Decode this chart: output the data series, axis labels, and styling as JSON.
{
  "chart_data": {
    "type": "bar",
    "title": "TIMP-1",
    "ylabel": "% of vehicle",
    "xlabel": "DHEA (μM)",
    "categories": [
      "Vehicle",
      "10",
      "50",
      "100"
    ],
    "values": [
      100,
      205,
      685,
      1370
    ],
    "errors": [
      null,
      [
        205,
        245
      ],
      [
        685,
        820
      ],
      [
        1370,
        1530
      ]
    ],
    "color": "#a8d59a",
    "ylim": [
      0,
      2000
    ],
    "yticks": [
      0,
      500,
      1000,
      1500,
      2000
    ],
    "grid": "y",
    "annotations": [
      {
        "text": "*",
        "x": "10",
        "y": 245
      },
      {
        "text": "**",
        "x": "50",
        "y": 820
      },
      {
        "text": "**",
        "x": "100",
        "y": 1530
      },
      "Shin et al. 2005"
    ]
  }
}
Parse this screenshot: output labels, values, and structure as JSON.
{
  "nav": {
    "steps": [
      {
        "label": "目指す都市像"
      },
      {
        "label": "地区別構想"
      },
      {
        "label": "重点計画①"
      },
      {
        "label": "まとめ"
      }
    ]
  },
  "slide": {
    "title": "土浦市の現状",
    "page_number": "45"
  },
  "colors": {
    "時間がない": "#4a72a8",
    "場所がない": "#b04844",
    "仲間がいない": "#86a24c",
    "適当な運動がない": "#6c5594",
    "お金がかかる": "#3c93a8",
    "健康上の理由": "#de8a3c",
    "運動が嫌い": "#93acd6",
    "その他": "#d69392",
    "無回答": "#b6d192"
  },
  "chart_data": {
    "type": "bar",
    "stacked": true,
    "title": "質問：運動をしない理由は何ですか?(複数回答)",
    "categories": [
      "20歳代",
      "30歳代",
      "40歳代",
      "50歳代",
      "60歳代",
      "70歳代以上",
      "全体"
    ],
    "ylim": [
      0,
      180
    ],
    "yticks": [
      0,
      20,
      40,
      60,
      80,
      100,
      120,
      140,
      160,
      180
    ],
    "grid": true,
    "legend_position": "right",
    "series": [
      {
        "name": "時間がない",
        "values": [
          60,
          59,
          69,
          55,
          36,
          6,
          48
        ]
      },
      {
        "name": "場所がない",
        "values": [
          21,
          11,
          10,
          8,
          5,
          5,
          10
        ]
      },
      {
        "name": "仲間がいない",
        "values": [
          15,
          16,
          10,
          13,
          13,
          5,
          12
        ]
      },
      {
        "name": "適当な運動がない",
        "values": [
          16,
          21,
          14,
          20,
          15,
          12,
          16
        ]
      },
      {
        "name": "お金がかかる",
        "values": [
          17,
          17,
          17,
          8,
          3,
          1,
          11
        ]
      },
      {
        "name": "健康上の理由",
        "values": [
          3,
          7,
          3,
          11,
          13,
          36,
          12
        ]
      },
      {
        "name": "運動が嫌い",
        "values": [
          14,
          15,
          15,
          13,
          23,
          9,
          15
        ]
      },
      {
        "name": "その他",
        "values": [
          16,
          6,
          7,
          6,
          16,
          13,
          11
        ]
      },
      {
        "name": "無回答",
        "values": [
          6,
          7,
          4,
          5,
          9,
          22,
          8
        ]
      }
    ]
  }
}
--- --- ---
* [Requirement]:
Your task is to print the whole listing again exactly.

* [Worked solution]:
Decode this chart: output the data series, axis labels, and styling as JSON.
{
  "chart_data": {
    "type": "bar",
    "title": "TIMP-1",
    "ylabel": "% of vehicle",
    "xlabel": "DHEA (μM)",
    "categories": [
      "Vehicle",
      "10",
      "50",
      "100"
    ],
    "values": [
      100,
      205,
      685,
      1370
    ],
    "errors": [
      null,
      [
        205,
        245
      ],
      [
        685,
        820
      ],
      [
        1370,
        1530
      ]
    ],
    "color": "#a8d59a",
    "ylim": [
      0,
      2000
    ],
    "yticks": [
      0,
      500,
      1000,
      1500,
      2000
    ],
    "grid": "y",
    "annotations": [
      {
        "text": "*",
        "x": "10",
        "y": 245
      },
      {
        "text": "**",
        "x": "50",
        "y": 820
      },
      {
        "text": "**",
        "x": "100",
        "y": 1530
      },
      "Shin et al. 2005"
    ]
  }
}
Parse this screenshot: output labels, values, and structure as JSON.
{
  "nav": {
    "steps": [
      {
        "label": "目指す都市像"
      },
      {
        "label": "地区別構想"
      },
      {
        "label": "重点計画①"
      },
      {
        "label": "まとめ"
      }
    ]
  },
  "slide": {
    "title": "土浦市の現状",
    "page_number": "45"
  },
  "colors": {
    "時間がない": "#4a72a8",
    "場所がない": "#b04844",
    "仲間がいない": "#86a24c",
    "適当な運動がない": "#6c5594",
    "お金がかかる": "#3c93a8",
    "健康上の理由": "#de8a3c",
    "運動が嫌い": "#93acd6",
    "その他": "#d69392",
    "無回答": "#b6d192"
  },
  "chart_data": {
    "type": "bar",
    "stacked": true,
    "title": "質問：運動をしない理由は何ですか?(複数回答)",
    "categories": [
      "20歳代",
      "30歳代",
      "40歳代",
      "50歳代",
      "60歳代",
      "70歳代以上",
      "全体"
    ],
    "ylim": [
      0,
      180
    ],
    "yticks": [
      0,
      20,
      40,
      60,
      80,
      100,
      120,
      140,
      160,
      180
    ],
    "grid": true,
    "legend_position": "right",
    "series": [
      {
        "name": "時間がない",
        "values": [
          60,
          59,
          69,
          55,
          36,
          6,
          48
        ]
      },
      {
        "name": "場所がない",
        "values": [
          21,
          11,
          10,
          8,
          5,
          5,
          10
        ]
      },
      {
        "name": "仲間がいない",
        "values": [
          15,
          16,
          10,
          13,
          13,
          5,
          12
        ]
      },
      {
        "name": "適当な運動がない",
        "values": [
          16,
          21,
          14,
          20,
          15,
          12,
          16
        ]
      },
      {
        "name": "お金がかかる",
        "values": [
          17,
          17,
          17,
          8,
          3,
          1,
          11
        ]
      },
      {
        "name": "健康上の理由",
        "values": [
          3,
          7,
          3,
          11,
          13,
          36,
          12
        ]
      },
      {
        "name": "運動が嫌い",
        "values": [
          14,
          15,
          15,
          13,
          23,
          9,
          15
        ]
      },
      {
        "name": "その他",
        "values": [
          16,
          6,
          7,
          6,
          16,
          13,
          11
        ]
      },
      {
        "name": "無回答",
        "values": [
          6,
          7,
          4,
          5,
          9,
          22,
          8
        ]
      }
    ]
  }
}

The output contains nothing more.